Give back the whole listing exactly as shown.

Source data:
= = = = = = =
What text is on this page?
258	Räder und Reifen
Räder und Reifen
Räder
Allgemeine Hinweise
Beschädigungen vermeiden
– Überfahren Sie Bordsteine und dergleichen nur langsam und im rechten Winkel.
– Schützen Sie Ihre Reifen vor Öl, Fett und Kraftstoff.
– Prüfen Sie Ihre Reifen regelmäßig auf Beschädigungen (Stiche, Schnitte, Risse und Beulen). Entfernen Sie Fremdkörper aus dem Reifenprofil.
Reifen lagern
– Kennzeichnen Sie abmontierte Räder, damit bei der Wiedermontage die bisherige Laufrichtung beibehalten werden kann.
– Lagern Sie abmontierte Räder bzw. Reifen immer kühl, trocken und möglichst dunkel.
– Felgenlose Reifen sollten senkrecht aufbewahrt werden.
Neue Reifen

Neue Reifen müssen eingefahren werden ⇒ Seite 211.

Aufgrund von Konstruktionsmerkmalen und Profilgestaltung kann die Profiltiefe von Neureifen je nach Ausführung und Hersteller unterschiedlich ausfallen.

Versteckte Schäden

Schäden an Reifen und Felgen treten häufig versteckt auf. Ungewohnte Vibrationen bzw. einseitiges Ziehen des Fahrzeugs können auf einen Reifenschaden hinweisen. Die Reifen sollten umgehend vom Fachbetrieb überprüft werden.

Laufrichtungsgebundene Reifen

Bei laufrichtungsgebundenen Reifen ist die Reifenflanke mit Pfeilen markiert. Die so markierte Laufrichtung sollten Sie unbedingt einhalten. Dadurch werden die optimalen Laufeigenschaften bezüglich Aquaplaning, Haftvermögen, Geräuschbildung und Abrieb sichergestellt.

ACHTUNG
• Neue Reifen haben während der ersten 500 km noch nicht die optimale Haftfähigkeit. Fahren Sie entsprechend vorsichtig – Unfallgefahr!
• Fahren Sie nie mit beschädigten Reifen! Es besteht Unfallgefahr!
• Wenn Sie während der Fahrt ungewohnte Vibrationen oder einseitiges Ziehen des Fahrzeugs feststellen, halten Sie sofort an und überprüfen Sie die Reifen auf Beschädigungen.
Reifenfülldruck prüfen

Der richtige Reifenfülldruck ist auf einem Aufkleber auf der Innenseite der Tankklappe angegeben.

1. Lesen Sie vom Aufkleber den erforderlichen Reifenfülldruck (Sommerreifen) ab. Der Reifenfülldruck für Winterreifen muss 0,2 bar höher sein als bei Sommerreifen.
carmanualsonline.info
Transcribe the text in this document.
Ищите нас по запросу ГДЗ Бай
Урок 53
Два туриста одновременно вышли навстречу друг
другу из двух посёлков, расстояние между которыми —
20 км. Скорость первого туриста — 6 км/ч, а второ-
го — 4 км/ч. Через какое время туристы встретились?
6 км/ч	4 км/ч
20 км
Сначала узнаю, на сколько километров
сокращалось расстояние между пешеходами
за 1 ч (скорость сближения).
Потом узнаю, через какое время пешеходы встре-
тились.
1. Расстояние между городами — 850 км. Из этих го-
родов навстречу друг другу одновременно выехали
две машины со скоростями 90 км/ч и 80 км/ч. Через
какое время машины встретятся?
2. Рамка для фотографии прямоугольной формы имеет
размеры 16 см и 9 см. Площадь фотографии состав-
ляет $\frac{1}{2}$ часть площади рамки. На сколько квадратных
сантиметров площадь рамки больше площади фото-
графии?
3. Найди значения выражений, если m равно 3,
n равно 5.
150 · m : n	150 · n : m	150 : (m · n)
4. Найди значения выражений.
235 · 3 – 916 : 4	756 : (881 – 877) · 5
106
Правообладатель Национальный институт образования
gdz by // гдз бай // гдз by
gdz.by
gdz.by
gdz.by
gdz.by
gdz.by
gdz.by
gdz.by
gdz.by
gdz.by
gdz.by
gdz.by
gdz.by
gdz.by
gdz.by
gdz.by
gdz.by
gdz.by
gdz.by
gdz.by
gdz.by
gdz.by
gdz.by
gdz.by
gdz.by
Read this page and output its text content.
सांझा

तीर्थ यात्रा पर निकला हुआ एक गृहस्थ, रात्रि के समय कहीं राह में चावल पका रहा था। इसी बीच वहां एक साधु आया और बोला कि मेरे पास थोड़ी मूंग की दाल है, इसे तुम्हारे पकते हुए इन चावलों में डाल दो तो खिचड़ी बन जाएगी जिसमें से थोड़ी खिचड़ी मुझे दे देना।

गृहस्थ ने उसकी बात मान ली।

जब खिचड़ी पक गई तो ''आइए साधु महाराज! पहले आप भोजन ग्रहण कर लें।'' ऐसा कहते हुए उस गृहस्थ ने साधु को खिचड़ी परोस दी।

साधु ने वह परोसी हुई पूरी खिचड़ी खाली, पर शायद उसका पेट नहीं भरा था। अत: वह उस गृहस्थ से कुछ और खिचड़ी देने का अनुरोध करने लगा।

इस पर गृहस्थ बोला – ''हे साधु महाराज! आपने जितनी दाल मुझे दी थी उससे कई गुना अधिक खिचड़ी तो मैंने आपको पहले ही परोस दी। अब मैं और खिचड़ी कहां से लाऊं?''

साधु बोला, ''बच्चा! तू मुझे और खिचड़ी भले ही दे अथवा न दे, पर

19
= = = = = = =
Reply »
What text is on this page?
258	Räder und Reifen
Räder und Reifen
Räder
Allgemeine Hinweise
Beschädigungen vermeiden
– Überfahren Sie Bordsteine und dergleichen nur langsam und im rechten Winkel.
– Schützen Sie Ihre Reifen vor Öl, Fett und Kraftstoff.
– Prüfen Sie Ihre Reifen regelmäßig auf Beschädigungen (Stiche, Schnitte, Risse und Beulen). Entfernen Sie Fremdkörper aus dem Reifenprofil.
Reifen lagern
– Kennzeichnen Sie abmontierte Räder, damit bei der Wiedermontage die bisherige Laufrichtung beibehalten werden kann.
– Lagern Sie abmontierte Räder bzw. Reifen immer kühl, trocken und möglichst dunkel.
– Felgenlose Reifen sollten senkrecht aufbewahrt werden.
Neue Reifen

Neue Reifen müssen eingefahren werden ⇒ Seite 211.

Aufgrund von Konstruktionsmerkmalen und Profilgestaltung kann die Profiltiefe von Neureifen je nach Ausführung und Hersteller unterschiedlich ausfallen.

Versteckte Schäden

Schäden an Reifen und Felgen treten häufig versteckt auf. Ungewohnte Vibrationen bzw. einseitiges Ziehen des Fahrzeugs können auf einen Reifenschaden hinweisen. Die Reifen sollten umgehend vom Fachbetrieb überprüft werden.

Laufrichtungsgebundene Reifen

Bei laufrichtungsgebundenen Reifen ist die Reifenflanke mit Pfeilen markiert. Die so markierte Laufrichtung sollten Sie unbedingt einhalten. Dadurch werden die optimalen Laufeigenschaften bezüglich Aquaplaning, Haftvermögen, Geräuschbildung und Abrieb sichergestellt.

ACHTUNG
• Neue Reifen haben während der ersten 500 km noch nicht die optimale Haftfähigkeit. Fahren Sie entsprechend vorsichtig – Unfallgefahr!
• Fahren Sie nie mit beschädigten Reifen! Es besteht Unfallgefahr!
• Wenn Sie während der Fahrt ungewohnte Vibrationen oder einseitiges Ziehen des Fahrzeugs feststellen, halten Sie sofort an und überprüfen Sie die Reifen auf Beschädigungen.
Reifenfülldruck prüfen

Der richtige Reifenfülldruck ist auf einem Aufkleber auf der Innenseite der Tankklappe angegeben.

1. Lesen Sie vom Aufkleber den erforderlichen Reifenfülldruck (Sommerreifen) ab. Der Reifenfülldruck für Winterreifen muss 0,2 bar höher sein als bei Sommerreifen.
carmanualsonline.info
Transcribe the text in this document.
Ищите нас по запросу ГДЗ Бай
Урок 53
Два туриста одновременно вышли навстречу друг
другу из двух посёлков, расстояние между которыми —
20 км. Скорость первого туриста — 6 км/ч, а второ-
го — 4 км/ч. Через какое время туристы встретились?
6 км/ч	4 км/ч
20 км
Сначала узнаю, на сколько километров
сокращалось расстояние между пешеходами
за 1 ч (скорость сближения).
Потом узнаю, через какое время пешеходы встре-
тились.
1. Расстояние между городами — 850 км. Из этих го-
родов навстречу друг другу одновременно выехали
две машины со скоростями 90 км/ч и 80 км/ч. Через
какое время машины встретятся?
2. Рамка для фотографии прямоугольной формы имеет
размеры 16 см и 9 см. Площадь фотографии состав-
ляет $\frac{1}{2}$ часть площади рамки. На сколько квадратных
сантиметров площадь рамки больше площади фото-
графии?
3. Найди значения выражений, если m равно 3,
n равно 5.
150 · m : n	150 · n : m	150 : (m · n)
4. Найди значения выражений.
235 · 3 – 916 : 4	756 : (881 – 877) · 5
106
Правообладатель Национальный институт образования
gdz by // гдз бай // гдз by
gdz.by
gdz.by
gdz.by
gdz.by
gdz.by
gdz.by
gdz.by
gdz.by
gdz.by
gdz.by
gdz.by
gdz.by
gdz.by
gdz.by
gdz.by
gdz.by
gdz.by
gdz.by
gdz.by
gdz.by
gdz.by
gdz.by
gdz.by
gdz.by
Read this page and output its text content.
सांझा

तीर्थ यात्रा पर निकला हुआ एक गृहस्थ, रात्रि के समय कहीं राह में चावल पका रहा था। इसी बीच वहां एक साधु आया और बोला कि मेरे पास थोड़ी मूंग की दाल है, इसे तुम्हारे पकते हुए इन चावलों में डाल दो तो खिचड़ी बन जाएगी जिसमें से थोड़ी खिचड़ी मुझे दे देना।

गृहस्थ ने उसकी बात मान ली।

जब खिचड़ी पक गई तो ''आइए साधु महाराज! पहले आप भोजन ग्रहण कर लें।'' ऐसा कहते हुए उस गृहस्थ ने साधु को खिचड़ी परोस दी।

साधु ने वह परोसी हुई पूरी खिचड़ी खाली, पर शायद उसका पेट नहीं भरा था। अत: वह उस गृहस्थ से कुछ और खिचड़ी देने का अनुरोध करने लगा।

इस पर गृहस्थ बोला – ''हे साधु महाराज! आपने जितनी दाल मुझे दी थी उससे कई गुना अधिक खिचड़ी तो मैंने आपको पहले ही परोस दी। अब मैं और खिचड़ी कहां से लाऊं?''

साधु बोला, ''बच्चा! तू मुझे और खिचड़ी भले ही दे अथवा न दे, पर

19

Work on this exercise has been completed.